EXERCISE BRIEF:
Retype the passage from the Giuseppe Spinucci text word for word, starting with "Giuseppe Spinucci (1617–1695)" and going on through "6 Jan 1661.".

TEXT PROVIDED:
··········

- Church: Catholic Church
- Diocese: Diocese of Penne e Atri
- In office: 1668–1695
- Predecessor: Esuperanzio Raffaelli
- Successor: Vincenzo Maria de Rossi

Orders
- Ordination: 6 Jan 1661
- Consecration: 21 May 1668 by Francesco Maria Brancaccio

Personal details
- Born: 1617 Fermo, Italy
- Died: 7 Dec 1695 (age 79)

= Giuseppe Spinucci =

17th-century Roman Catholic bishop

Giuseppe Spinucci (1617–1695) was a Roman Catholic prelate who served as Bishop of Penne e Atri (1668–1695).

==Biography==
Giuseppe Spinucci was born in Fermo, Italy in 1617 and ordained a priest on 6 Jan 1661.
On 14 May 1668, he was appointed during the papacy of Pope Clement IX as Bishop of Penne e Atri.

··········

DATA LINES:

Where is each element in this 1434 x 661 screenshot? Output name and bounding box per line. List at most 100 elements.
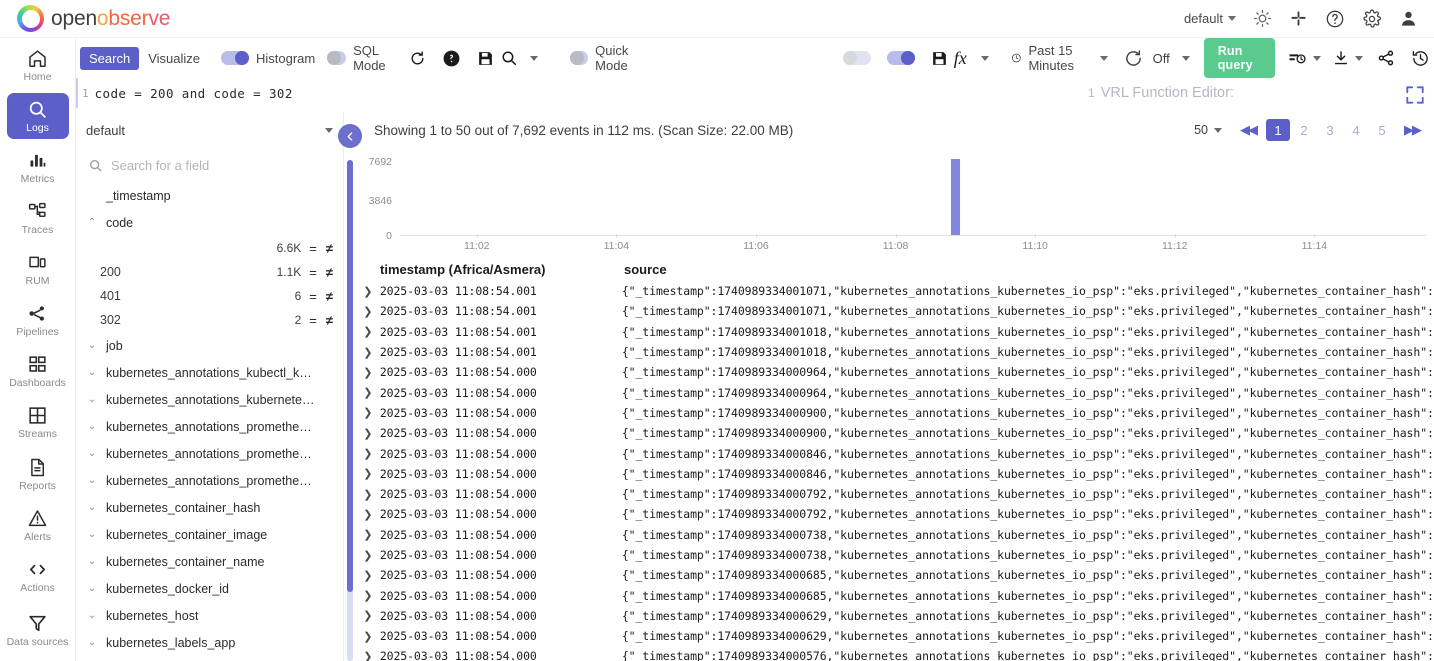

··········

SOLUTION TO THIS EXERCISE:
Giuseppe Spinucci (1617–1695) was a Roman Catholic prelate who served as Bishop of Penne e Atri (1668–1695).

==Biography==
Giuseppe Spinucci was born in Fermo, Italy in 1617 and ordained a priest on 6 Jan 1661.